SET EXERCISE:
Go through the entries below and pick out every line with "grey".

RECORDED DATA:
- - -
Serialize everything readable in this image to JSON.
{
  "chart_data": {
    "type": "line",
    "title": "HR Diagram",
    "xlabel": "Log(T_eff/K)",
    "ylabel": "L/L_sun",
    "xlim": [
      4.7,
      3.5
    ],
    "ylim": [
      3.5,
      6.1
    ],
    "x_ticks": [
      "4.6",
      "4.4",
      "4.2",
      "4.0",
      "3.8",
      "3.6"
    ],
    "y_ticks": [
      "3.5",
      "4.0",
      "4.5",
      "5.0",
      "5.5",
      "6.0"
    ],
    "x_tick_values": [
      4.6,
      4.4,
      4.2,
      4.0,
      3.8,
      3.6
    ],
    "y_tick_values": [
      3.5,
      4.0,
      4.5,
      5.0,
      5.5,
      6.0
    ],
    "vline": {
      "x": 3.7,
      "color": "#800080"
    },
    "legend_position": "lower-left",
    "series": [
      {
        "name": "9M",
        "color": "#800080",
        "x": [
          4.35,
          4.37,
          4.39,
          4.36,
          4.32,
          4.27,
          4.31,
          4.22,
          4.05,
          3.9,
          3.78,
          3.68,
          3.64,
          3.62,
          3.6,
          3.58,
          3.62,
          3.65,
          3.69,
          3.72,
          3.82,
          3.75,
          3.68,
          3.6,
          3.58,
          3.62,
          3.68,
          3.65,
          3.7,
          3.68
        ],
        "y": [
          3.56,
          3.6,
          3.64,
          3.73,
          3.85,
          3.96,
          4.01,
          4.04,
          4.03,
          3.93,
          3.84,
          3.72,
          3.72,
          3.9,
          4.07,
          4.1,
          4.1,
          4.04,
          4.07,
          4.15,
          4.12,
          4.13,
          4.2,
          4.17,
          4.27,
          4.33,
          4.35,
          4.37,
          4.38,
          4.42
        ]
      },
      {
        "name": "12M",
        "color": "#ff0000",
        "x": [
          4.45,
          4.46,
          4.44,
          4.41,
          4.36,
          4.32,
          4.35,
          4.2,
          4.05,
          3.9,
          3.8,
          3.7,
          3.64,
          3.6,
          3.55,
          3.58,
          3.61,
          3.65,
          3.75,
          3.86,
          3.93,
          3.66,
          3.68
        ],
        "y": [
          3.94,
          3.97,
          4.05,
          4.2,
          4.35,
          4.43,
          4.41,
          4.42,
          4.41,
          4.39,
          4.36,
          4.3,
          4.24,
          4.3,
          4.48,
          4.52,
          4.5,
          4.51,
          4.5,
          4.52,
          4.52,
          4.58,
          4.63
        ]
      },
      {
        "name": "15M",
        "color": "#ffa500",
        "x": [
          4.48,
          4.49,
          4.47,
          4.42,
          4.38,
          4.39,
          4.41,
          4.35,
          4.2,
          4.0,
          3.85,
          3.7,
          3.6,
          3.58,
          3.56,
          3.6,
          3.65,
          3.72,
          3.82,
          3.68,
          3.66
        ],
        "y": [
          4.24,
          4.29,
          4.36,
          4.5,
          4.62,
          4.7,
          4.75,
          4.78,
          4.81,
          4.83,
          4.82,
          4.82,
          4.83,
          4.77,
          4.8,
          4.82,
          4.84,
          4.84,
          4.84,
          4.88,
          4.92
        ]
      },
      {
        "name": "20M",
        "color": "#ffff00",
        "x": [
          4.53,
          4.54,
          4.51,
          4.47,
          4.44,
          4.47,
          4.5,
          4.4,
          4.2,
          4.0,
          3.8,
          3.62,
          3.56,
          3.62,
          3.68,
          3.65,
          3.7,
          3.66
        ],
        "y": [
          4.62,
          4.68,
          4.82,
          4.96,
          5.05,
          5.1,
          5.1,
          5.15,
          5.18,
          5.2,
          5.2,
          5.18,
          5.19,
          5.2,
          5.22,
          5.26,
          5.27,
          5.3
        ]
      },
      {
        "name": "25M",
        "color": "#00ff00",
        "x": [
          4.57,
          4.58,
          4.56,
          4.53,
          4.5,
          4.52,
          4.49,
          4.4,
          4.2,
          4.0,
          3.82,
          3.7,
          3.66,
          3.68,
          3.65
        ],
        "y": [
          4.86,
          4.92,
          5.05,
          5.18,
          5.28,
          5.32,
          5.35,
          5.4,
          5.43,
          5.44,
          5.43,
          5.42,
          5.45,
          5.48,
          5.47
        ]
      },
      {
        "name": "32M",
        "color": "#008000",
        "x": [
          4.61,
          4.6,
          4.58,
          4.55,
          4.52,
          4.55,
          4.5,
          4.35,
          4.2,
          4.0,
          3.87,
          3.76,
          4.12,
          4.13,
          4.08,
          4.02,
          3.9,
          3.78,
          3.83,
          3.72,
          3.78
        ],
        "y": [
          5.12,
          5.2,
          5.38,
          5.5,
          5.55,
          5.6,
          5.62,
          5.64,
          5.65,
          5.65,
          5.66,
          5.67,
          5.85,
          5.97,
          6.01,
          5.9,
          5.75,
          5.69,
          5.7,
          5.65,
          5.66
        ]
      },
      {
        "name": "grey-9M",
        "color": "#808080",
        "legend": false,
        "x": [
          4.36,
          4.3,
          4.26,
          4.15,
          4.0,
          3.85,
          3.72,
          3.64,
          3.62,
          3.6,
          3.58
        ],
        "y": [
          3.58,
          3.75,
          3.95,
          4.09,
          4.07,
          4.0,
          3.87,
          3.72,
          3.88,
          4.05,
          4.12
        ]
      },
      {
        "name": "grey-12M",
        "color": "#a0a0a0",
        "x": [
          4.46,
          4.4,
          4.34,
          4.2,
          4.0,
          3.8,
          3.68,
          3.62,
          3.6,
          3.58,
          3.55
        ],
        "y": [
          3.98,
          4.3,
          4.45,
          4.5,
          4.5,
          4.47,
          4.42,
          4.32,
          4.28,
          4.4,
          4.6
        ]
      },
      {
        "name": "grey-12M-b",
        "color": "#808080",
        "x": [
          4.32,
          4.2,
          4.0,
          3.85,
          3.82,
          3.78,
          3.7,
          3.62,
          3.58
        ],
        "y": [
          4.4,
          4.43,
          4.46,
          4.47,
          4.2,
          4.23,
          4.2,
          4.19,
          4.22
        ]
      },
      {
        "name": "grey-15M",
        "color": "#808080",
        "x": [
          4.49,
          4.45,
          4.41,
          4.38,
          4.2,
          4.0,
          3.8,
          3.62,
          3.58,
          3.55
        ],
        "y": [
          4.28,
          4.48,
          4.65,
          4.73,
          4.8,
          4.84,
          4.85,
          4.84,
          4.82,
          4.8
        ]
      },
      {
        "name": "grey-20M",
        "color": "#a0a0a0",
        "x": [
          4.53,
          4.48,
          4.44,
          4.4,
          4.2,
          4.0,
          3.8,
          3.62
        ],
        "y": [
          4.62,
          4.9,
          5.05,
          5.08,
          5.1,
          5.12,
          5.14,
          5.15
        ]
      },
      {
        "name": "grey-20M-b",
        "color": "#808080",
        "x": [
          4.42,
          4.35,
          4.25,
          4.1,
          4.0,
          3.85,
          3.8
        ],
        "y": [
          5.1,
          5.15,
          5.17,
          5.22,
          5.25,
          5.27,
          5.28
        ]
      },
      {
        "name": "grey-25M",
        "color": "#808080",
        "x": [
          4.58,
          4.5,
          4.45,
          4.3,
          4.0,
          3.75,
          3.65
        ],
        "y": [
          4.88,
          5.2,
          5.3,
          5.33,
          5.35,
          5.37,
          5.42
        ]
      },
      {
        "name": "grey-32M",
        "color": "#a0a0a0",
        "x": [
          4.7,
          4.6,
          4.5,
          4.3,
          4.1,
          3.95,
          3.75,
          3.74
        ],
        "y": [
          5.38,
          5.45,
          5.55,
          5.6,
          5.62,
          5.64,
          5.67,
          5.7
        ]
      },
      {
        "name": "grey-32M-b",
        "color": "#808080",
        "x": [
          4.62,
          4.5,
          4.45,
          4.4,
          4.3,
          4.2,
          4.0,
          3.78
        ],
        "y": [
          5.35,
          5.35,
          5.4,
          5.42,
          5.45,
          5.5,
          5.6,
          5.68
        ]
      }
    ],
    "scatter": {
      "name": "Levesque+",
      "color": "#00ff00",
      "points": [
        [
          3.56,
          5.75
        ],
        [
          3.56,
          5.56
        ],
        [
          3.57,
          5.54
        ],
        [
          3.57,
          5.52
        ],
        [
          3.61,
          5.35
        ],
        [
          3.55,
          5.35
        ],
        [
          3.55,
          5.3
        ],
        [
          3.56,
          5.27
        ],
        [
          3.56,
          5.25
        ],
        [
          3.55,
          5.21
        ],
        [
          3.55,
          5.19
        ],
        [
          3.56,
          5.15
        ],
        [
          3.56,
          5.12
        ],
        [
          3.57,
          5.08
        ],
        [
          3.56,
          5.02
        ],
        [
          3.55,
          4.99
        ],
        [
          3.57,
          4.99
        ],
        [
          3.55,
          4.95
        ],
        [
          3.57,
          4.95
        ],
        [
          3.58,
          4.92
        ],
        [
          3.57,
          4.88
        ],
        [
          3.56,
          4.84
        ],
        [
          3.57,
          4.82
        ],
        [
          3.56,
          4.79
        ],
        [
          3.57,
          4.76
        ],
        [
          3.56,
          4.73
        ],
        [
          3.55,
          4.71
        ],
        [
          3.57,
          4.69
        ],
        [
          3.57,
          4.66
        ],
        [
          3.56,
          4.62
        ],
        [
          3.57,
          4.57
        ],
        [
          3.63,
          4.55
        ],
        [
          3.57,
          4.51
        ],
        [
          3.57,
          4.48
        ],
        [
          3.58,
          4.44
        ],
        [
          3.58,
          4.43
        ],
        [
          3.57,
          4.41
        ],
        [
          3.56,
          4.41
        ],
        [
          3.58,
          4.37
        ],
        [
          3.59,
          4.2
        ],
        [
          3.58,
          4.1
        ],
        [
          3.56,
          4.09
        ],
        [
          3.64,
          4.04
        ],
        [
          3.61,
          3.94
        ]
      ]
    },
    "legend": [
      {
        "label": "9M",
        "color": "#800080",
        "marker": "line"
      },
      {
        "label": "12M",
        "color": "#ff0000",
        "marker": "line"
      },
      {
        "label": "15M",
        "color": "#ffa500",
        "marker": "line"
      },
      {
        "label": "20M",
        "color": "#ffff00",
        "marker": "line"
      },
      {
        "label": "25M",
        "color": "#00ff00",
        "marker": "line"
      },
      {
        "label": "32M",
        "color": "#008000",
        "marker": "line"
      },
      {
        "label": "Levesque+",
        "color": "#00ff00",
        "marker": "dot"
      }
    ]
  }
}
- - -
ANSWER TO THE TASK:
        "name": "grey-9M",
        "name": "grey-12M",
        "name": "grey-12M-b",
        "name": "grey-15M",
        "name": "grey-20M",
        "name": "grey-20M-b",
        "name": "grey-25M",
        "name": "grey-32M",
        "name": "grey-32M-b",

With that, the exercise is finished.